◆ **Work to be completed**
Reproduce only the part of the records below that opens with the line containing "panel-clouds-dini: UWC/DINI ISL" and closes with the line containing "wind-value: 6.1 [51,708,65,719]", with "colorbar-segment" changed to "colorbar-swatch" and nothing else altered.

◆ **Provided material**
— Start —

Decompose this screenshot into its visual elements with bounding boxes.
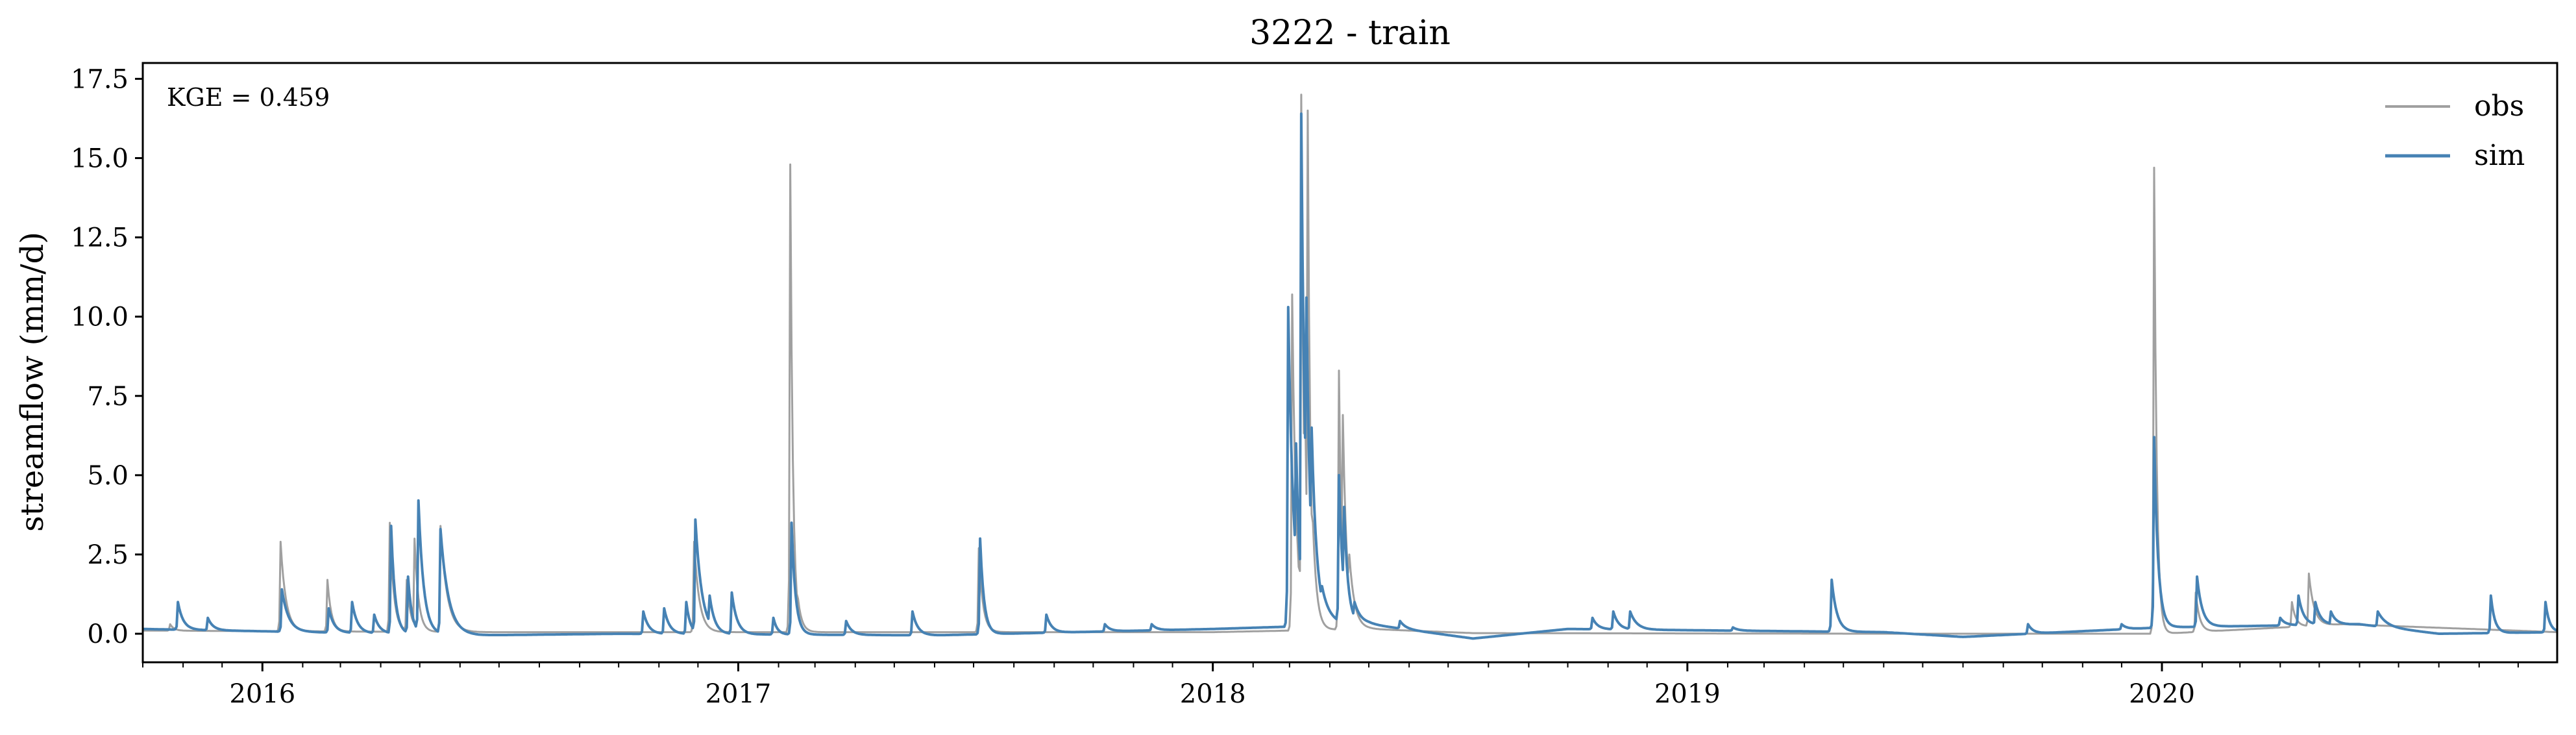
- chart-title: 3222 - train: [1249, 14, 1451, 53]
- y-tick-label: 12.5: [71, 223, 129, 253]
- series-line-sim: [142, 112, 2558, 640]
- legend: obs sim: [2385, 90, 2525, 172]
- y-tick-label: 17.5: [71, 64, 129, 94]
- y-axis-label: streamflow (mm/d): [14, 232, 51, 532]
- legend-obs-label: obs: [2474, 90, 2524, 123]
- x-tick-label: 2016: [229, 679, 295, 709]
- y-tick-label: 7.5: [87, 382, 129, 412]
- kge-annotation: KGE = 0.459: [167, 83, 330, 112]
- x-tick-label: 2019: [1654, 679, 1721, 709]
- x-tick-label: 2018: [1180, 679, 1246, 709]
- legend-sim-label: sim: [2474, 139, 2525, 172]
- plot-frame: [141, 62, 2558, 664]
- plot-area: [142, 93, 2558, 640]
- series-line-obs: [143, 93, 2558, 635]
- y-tick-label: 5.0: [87, 461, 129, 491]
- y-tick-label: 15.0: [71, 144, 129, 174]
- x-tick-label: 2020: [2129, 679, 2195, 709]
- x-tick-label: 2017: [705, 679, 772, 709]
- axes: 0.0 2.5 5.0 7.5 10.0 12.5 15.0 17.5 2016 2017 2018…: [71, 64, 2519, 709]
- y-tick-label: 2.5: [87, 540, 129, 570]
- y-tick-label: 10.0: [71, 303, 129, 332]
- y-tick-label: 0.0: [87, 619, 129, 649]
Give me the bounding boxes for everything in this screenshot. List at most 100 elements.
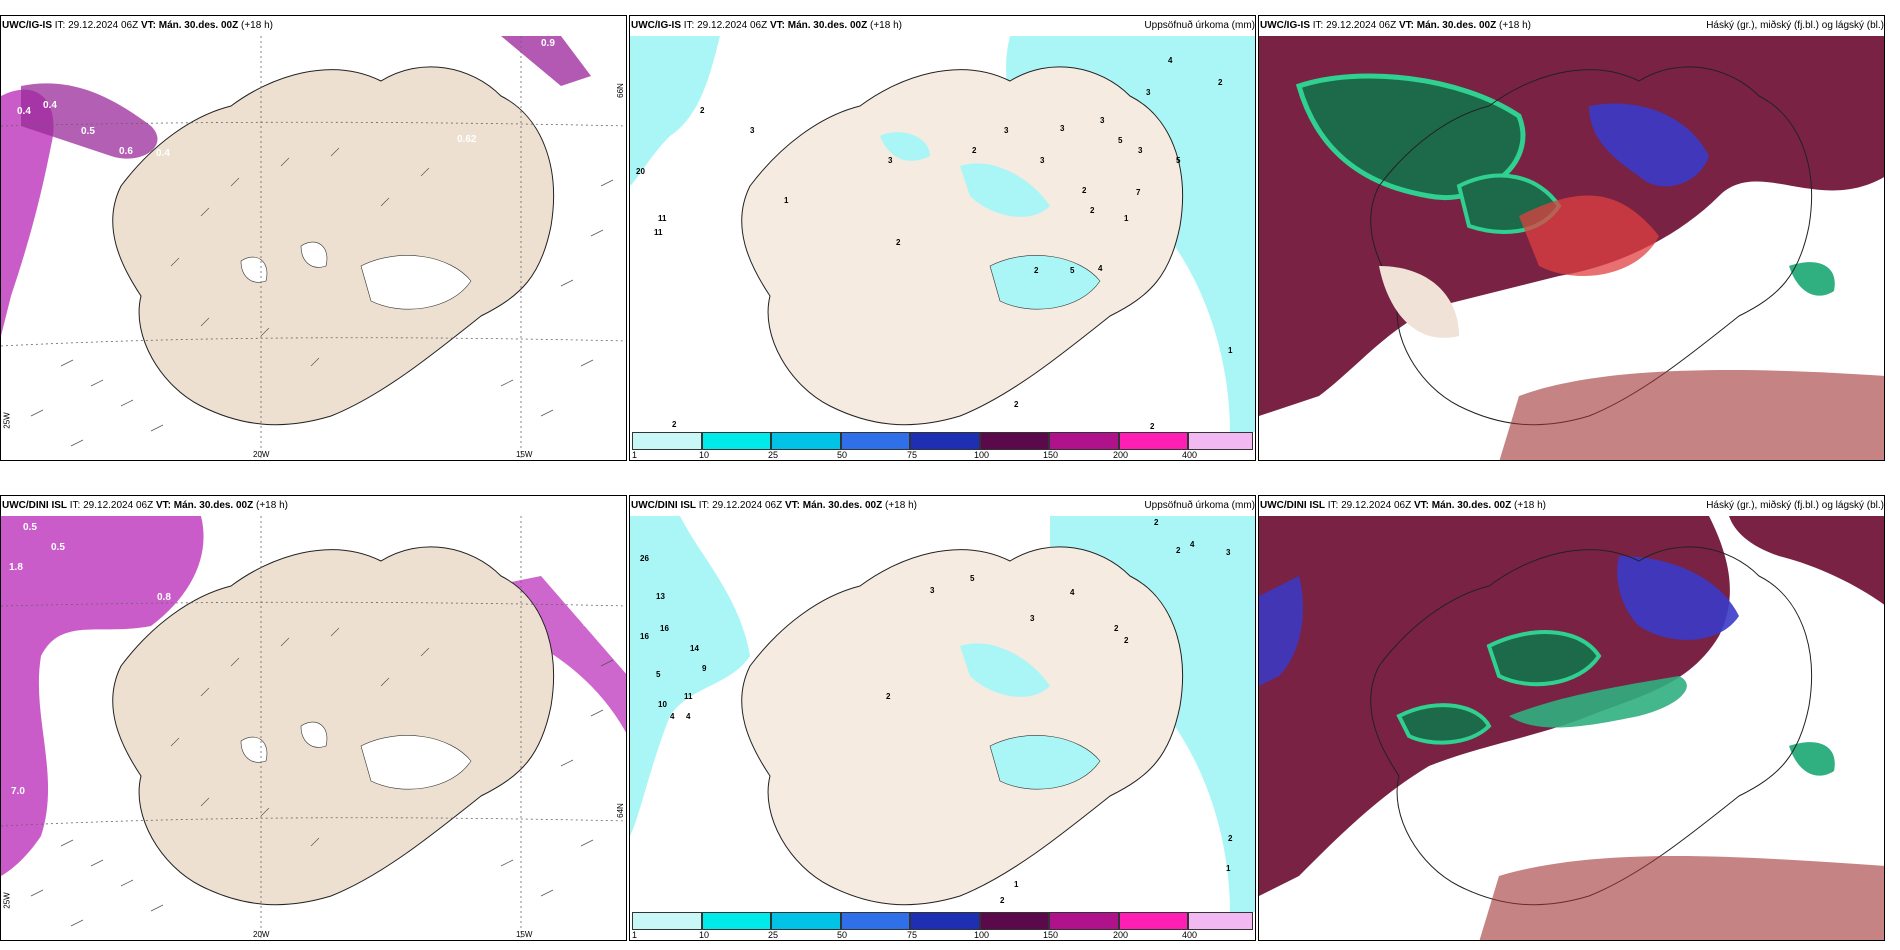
panel-clouds-dini: UWC/DINI ISL IT: 29.12.2024 06Z VT: Mán.… [1258,495,1885,941]
init-time: IT: 29.12.2024 06Z [683,20,768,31]
valid-time: VT: Mán. 30.des. 00Z [769,20,868,31]
colorbar-label: 10 [699,930,710,940]
colorbar-label: 25 [768,450,779,460]
model-name: UWC/DINI ISL [631,500,696,511]
field-title: Háský (gr.), miðský (fj.bl.) og lágský (… [1706,20,1884,31]
precip-value: 1 [1228,346,1233,355]
lead-time: (+18 h) [870,20,902,31]
lat-label-25w: 25W [2,412,12,429]
colorbar-segment [841,432,910,450]
precip-value: 3 [1146,88,1151,97]
lat-label-66n: 66N [615,83,625,98]
precip-value: 13 [656,592,665,601]
colorbar-segment [910,912,980,930]
lon-label-15w: 15W [516,930,533,939]
colorbar-label: 50 [837,930,848,940]
wind-value: 4.5 [73,646,87,657]
precip-value: 3 [1030,614,1035,623]
colorbar-segment [702,912,771,930]
colorbar-label: 200 [1113,930,1129,940]
init-time: IT: 29.12.2024 06Z [1327,500,1412,511]
lon-label-20w: 20W [253,930,270,939]
model-name: UWC/DINI ISL [1260,500,1325,511]
precip-value: 4 [1168,56,1173,65]
precip-value: 5 [970,574,975,583]
precip-value: 2 [1000,896,1005,905]
wind-map [1,36,626,460]
panel-title: UWC/DINI ISL IT: 29.12.2024 06Z VT: Mán.… [1259,496,1884,516]
panel-wind-igis: UWC/IG-IS IT: 29.12.2024 06Z VT: Mán. 30… [0,15,627,461]
precip-value: 2 [1034,266,1039,275]
precip-value: 4 [1070,588,1075,597]
lead-time: (+18 h) [256,500,288,511]
wind-value: 7.1 [33,226,47,237]
precip-value: 7 [1136,188,1141,197]
precip-value: 1 [1014,880,1019,889]
precip-value: 3 [1138,146,1143,155]
colorbar-segment [1049,432,1119,450]
wind-value: 6.1 [51,708,65,719]
precip-value: 2 [1218,78,1223,87]
precip-value: 5 [1118,136,1123,145]
colorbar-label: 1 [632,450,638,460]
precip-value: 1 [1226,864,1231,873]
precip-value: 3 [1004,126,1009,135]
colorbar-label: 25 [768,930,779,940]
precip-value: 4 [1098,264,1103,273]
precip-map [630,36,1255,434]
precip-value: 11 [658,214,667,223]
colorbar-segment [771,432,841,450]
colorbar-label: 400 [1182,450,1198,460]
valid-time: VT: Mán. 30.des. 00Z [784,500,883,511]
wind-value: 0.9 [541,38,555,49]
panel-wind-dini: UWC/DINI ISL IT: 29.12.2024 06Z VT: Mán.… [0,495,627,941]
panel-title: UWC/IG-IS IT: 29.12.2024 06Z VT: Mán. 30… [630,16,1255,36]
precip-value: 14 [690,644,699,653]
lead-time: (+18 h) [1499,20,1531,31]
precip-colorbar: 1 10 25 50 75 100 150 200 400 [630,912,1255,940]
wind-value: 0.5 [81,126,95,137]
precip-value: 5 [1176,156,1181,165]
precip-value: 2 [1014,400,1019,409]
precip-value: 3 [750,126,755,135]
init-time: IT: 29.12.2024 06Z [1312,20,1397,31]
precip-value: 1 [784,196,789,205]
valid-time: VT: Mán. 30.des. 00Z [1398,20,1497,31]
precip-value: 2 [1150,422,1155,431]
wind-value: 2.9 [51,732,65,743]
precip-value: 3 [930,586,935,595]
wind-value: 0.5 [521,526,535,537]
colorbar-segment [632,432,702,450]
panel-title: UWC/DINI ISL IT: 29.12.2024 06Z VT: Mán.… [1,496,626,516]
panel-title: UWC/DINI ISL IT: 29.12.2024 06Z VT: Mán.… [630,496,1255,516]
lat-label-64n: 64N [615,803,625,818]
colorbar-label: 150 [1043,930,1059,940]
precip-value: 3 [1100,116,1105,125]
wind-value: 1.0 [583,618,597,629]
wind-value: 0.4 [17,106,31,117]
precip-value: 2 [972,146,977,155]
lat-label-25w: 25W [2,892,12,909]
colorbar-segment [1119,912,1188,930]
precip-colorbar: 1 10 25 50 75 100 150 200 400 [630,432,1255,460]
precip-value: 2 [1176,546,1181,555]
wind-value: 0.5 [39,62,53,73]
precip-value: 16 [660,624,669,633]
precip-value: 1 [1124,214,1129,223]
precip-value: 2 [896,238,901,247]
colorbar-label: 75 [907,930,918,940]
colorbar-segment [980,432,1049,450]
colorbar-segment [841,912,910,930]
valid-time: VT: Mán. 30.des. 00Z [155,500,254,511]
lead-time: (+18 h) [885,500,917,511]
colorbar-label: 50 [837,450,848,460]
valid-time: VT: Mán. 30.des. 00Z [140,20,239,31]
wind-value: 0.5 [51,542,65,553]
wind-value: 1.8 [9,562,23,573]
precip-map [630,516,1255,914]
precip-value: 3 [1226,548,1231,557]
field-title: Uppsöfnuð úrkoma (mm) [1144,500,1255,511]
precip-value: 3 [888,156,893,165]
wind-value: 6.4 [69,672,83,683]
precip-value: 16 [640,632,649,641]
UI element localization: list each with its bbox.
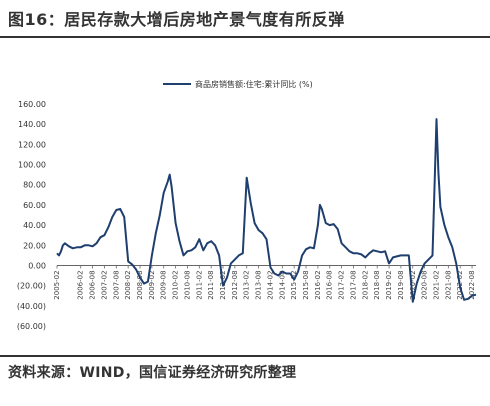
x-tick-label: 2019-08 <box>397 270 405 299</box>
x-tick-label: 2005-02 <box>53 270 61 299</box>
x-tick-label: 2017-02 <box>338 270 346 299</box>
x-tick-label: 2011-08 <box>207 270 215 299</box>
y-tick-label: 100.00 <box>18 161 46 170</box>
x-tick-label: 2022-08 <box>468 270 476 299</box>
source-note: 资料来源：WIND，国信证券经济研究所整理 <box>8 365 297 381</box>
y-tick-label: (60.00) <box>17 322 46 331</box>
y-tick-label: 140.00 <box>18 120 46 129</box>
x-tick-label: 2009-08 <box>160 270 168 299</box>
x-tick-label: 2009-02 <box>148 270 156 299</box>
x-tick-label: 2021-02 <box>432 270 440 299</box>
x-tick-label: 2015-02 <box>290 270 298 299</box>
x-tick-label: 2006-02 <box>77 270 85 299</box>
x-tick-label: 2018-02 <box>361 270 369 299</box>
y-tick-label: (20.00) <box>17 282 46 291</box>
legend-label: 商品房销售额:住宅:累计同比 (%) <box>195 79 313 89</box>
y-tick-label: 40.00 <box>23 221 46 230</box>
x-tick-label: 2016-02 <box>314 270 322 299</box>
y-tick-label: 20.00 <box>23 241 46 250</box>
y-tick-label: 0.00 <box>28 261 46 270</box>
x-tick-label: 2015-08 <box>302 270 310 299</box>
x-tick-label: 2011-02 <box>195 270 203 299</box>
x-tick-label: 2008-02 <box>124 270 132 299</box>
x-tick-label: 2017-08 <box>349 270 357 299</box>
x-tick-label: 2007-08 <box>112 270 120 299</box>
chart-legend: 商品房销售额:住宅:累计同比 (%) <box>163 79 313 89</box>
line-chart: 商品房销售额:住宅:累计同比 (%) 160.00 140.00 120.00 100… <box>17 79 477 331</box>
x-tick-label: 2007-02 <box>100 270 108 299</box>
x-tick-label: 2020-08 <box>421 270 429 299</box>
x-tick-label: 2021-08 <box>444 270 452 299</box>
x-tick-label: 2020-02 <box>409 270 417 299</box>
x-tick-label: 2006-08 <box>89 270 97 299</box>
x-tick-label: 2013-08 <box>255 270 263 299</box>
plot-area <box>56 118 477 303</box>
x-tick-label: 2014-08 <box>278 270 286 299</box>
x-tick-label: 2010-02 <box>172 270 180 299</box>
y-tick-label: 120.00 <box>18 140 46 149</box>
y-axis: 160.00 140.00 120.00 100.00 80.00 60.00 40.00 2… <box>17 100 46 331</box>
x-tick-label: 2013-02 <box>243 270 251 299</box>
y-tick-label: (40.00) <box>17 302 46 311</box>
source-divider <box>0 355 490 357</box>
y-tick-label: 80.00 <box>23 181 46 190</box>
x-tick-label: 2018-08 <box>373 270 381 299</box>
x-tick-label: 2012-08 <box>231 270 239 299</box>
y-tick-label: 60.00 <box>23 201 46 210</box>
figure-title: 图16：居民存款大增后房地产景气度有所反弹 <box>8 10 345 29</box>
x-tick-label: 2016-08 <box>326 270 334 299</box>
x-axis: 2005-02 2006-02 2006-08 2007-02 2007-08 2008-… <box>53 264 476 300</box>
x-tick-label: 2019-02 <box>385 270 393 299</box>
x-tick-label: 2010-08 <box>183 270 191 299</box>
x-tick-label: 2014-02 <box>266 270 274 299</box>
x-tick-label: 2008-08 <box>136 270 144 299</box>
y-tick-label: 160.00 <box>18 100 46 109</box>
series-line <box>56 118 477 303</box>
title-divider <box>0 36 490 38</box>
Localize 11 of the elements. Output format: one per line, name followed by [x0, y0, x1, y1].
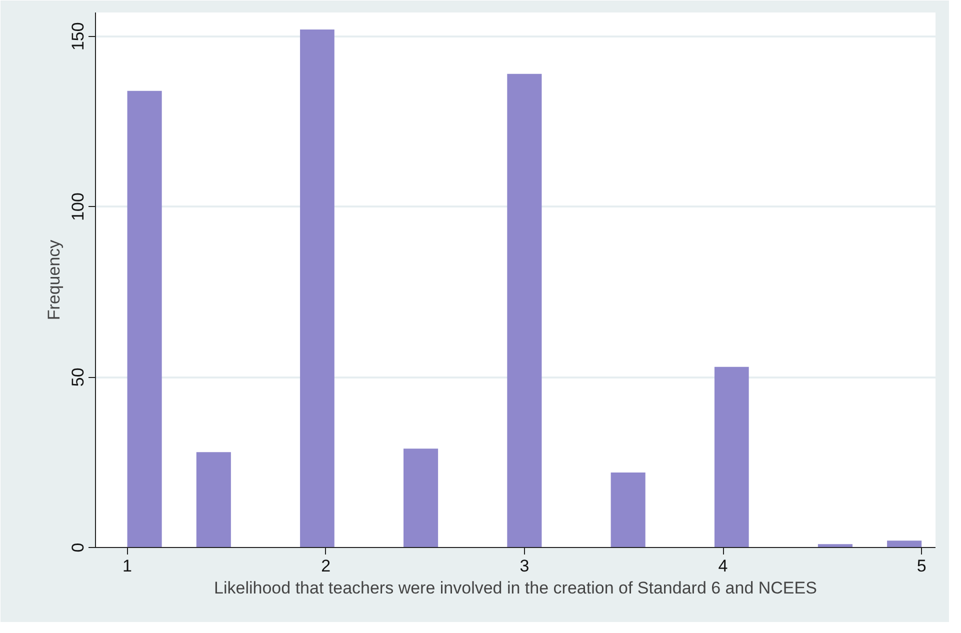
x-tick-label: 2 — [321, 556, 331, 576]
x-tick-label: 4 — [718, 556, 728, 576]
x-tick-label: 5 — [916, 556, 926, 576]
x-tick-label: 3 — [520, 556, 530, 576]
y-axis-title: Frequency — [44, 239, 64, 320]
y-tick-label: 150 — [68, 22, 88, 51]
x-tick-label: 1 — [122, 556, 132, 576]
y-tick-label: 0 — [68, 542, 88, 552]
y-tick-label: 100 — [68, 192, 88, 221]
x-axis-title: Likelihood that teachers were involved in the creation of Standard 6 and NCEES — [214, 578, 817, 598]
y-tick-label: 50 — [68, 368, 88, 387]
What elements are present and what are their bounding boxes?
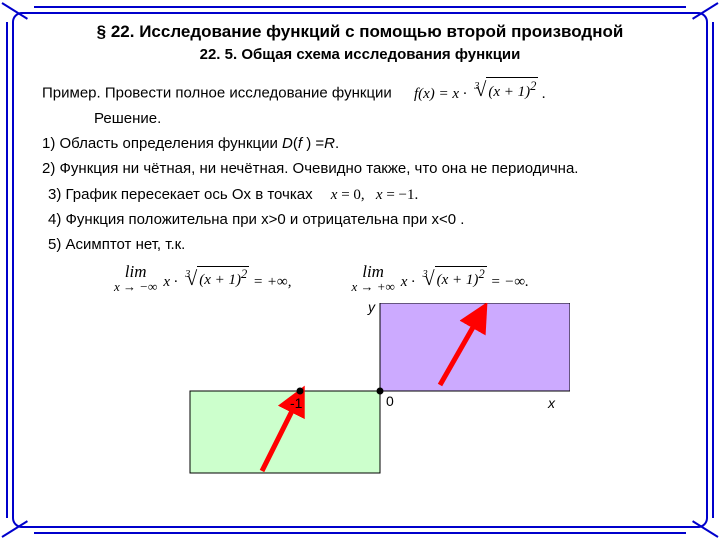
step-3-points: x = 0, x = −1.: [331, 187, 418, 203]
limit-2: lim x → +∞ x · 3√(x + 1)2 = −∞.: [351, 263, 528, 293]
limit-1: lim x → −∞ x · 3√(x + 1)2 = +∞,: [114, 263, 291, 293]
lim-word: lim: [125, 263, 147, 280]
limits-row: lim x → −∞ x · 3√(x + 1)2 = +∞, lim x → …: [114, 263, 686, 293]
sign-diagram: y x -1 0: [150, 303, 570, 478]
step-5: 5) Асимптот нет, т.к.: [48, 235, 686, 255]
step-1: 1) Область определения функции D(f ) =R.: [42, 134, 686, 154]
tick-minus1: -1: [290, 395, 302, 411]
region-negative: [190, 391, 380, 473]
y-axis-label: y: [368, 299, 375, 315]
lim2-under: x → +∞: [351, 280, 394, 293]
x-axis-label: x: [548, 395, 555, 411]
solution-label: Решение.: [94, 109, 686, 129]
page-subtitle: 22. 5. Общая схема исследования функции: [34, 46, 686, 63]
lim-word: lim: [362, 263, 384, 280]
tick-zero: 0: [386, 393, 394, 409]
point-zero: [377, 388, 384, 395]
point-minus1: [297, 388, 304, 395]
example-line: Пример. Провести полное исследование фун…: [42, 75, 686, 104]
example-text: Пример. Провести полное исследование фун…: [42, 85, 392, 102]
diagram-svg: [150, 303, 570, 478]
lim1-expr: x · 3√(x + 1)2 = +∞,: [163, 266, 291, 291]
step-2: 2) Функция ни чётная, ни нечётная. Очеви…: [42, 159, 686, 179]
page-title: § 22. Исследование функций с помощью вто…: [34, 22, 686, 42]
step-3-text: 3) График пересекает ось Ox в точках: [48, 186, 313, 203]
region-positive: [380, 303, 570, 391]
step-4: 4) Функция положительна при x>0 и отрица…: [48, 210, 686, 230]
lim1-under: x → −∞: [114, 280, 157, 293]
step-3: 3) График пересекает ось Ox в точках x =…: [48, 185, 686, 205]
lim2-expr: x · 3√(x + 1)2 = −∞.: [401, 266, 529, 291]
formula-fx: f(x) = x · 3√(x + 1)2 .: [414, 86, 546, 102]
content-frame: § 22. Исследование функций с помощью вто…: [12, 12, 708, 528]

— End —

◆ **Result**
panel-clouds-dini: UWC/DINI ISL IT: 29.12.2024 06Z VT: Mán.… [1258,495,1885,941]
init-time: IT: 29.12.2024 06Z [683,20,768,31]
valid-time: VT: Mán. 30.des. 00Z [769,20,868,31]
colorbar-label: 10 [699,930,710,940]
colorbar-label: 25 [768,450,779,460]
model-name: UWC/DINI ISL [631,500,696,511]
field-title: Háský (gr.), miðský (fj.bl.) og lágský (… [1706,20,1884,31]
precip-value: 1 [1228,346,1233,355]
lead-time: (+18 h) [870,20,902,31]
lat-label-25w: 25W [2,412,12,429]
colorbar-swatch [841,432,910,450]
precip-value: 3 [1146,88,1151,97]
lat-label-66n: 66N [615,83,625,98]
precip-value: 13 [656,592,665,601]
colorbar-swatch [910,912,980,930]
lon-label-15w: 15W [516,930,533,939]
colorbar-label: 50 [837,930,848,940]
wind-value: 4.5 [73,646,87,657]
precip-value: 3 [1030,614,1035,623]
colorbar-swatch [702,912,771,930]
colorbar-label: 200 [1113,930,1129,940]
init-time: IT: 29.12.2024 06Z [1327,500,1412,511]
lon-label-20w: 20W [253,930,270,939]
model-name: UWC/DINI ISL [1260,500,1325,511]
precip-value: 4 [1168,56,1173,65]
precip-value: 5 [970,574,975,583]
precip-value: 2 [1000,896,1005,905]
wind-map [1,36,626,460]
panel-title: UWC/DINI ISL IT: 29.12.2024 06Z VT: Mán.… [1259,496,1884,516]
panel-wind-igis: UWC/IG-IS IT: 29.12.2024 06Z VT: Mán. 30… [0,15,627,461]
precip-value: 2 [1034,266,1039,275]
precip-value: 4 [1070,588,1075,597]
lead-time: (+18 h) [256,500,288,511]
wind-value: 7.1 [33,226,47,237]
precip-value: 7 [1136,188,1141,197]
precip-value: 1 [1014,880,1019,889]
precip-value: 3 [1138,146,1143,155]
colorbar-swatch [1049,432,1119,450]
wind-value: 6.1 [51,708,65,719]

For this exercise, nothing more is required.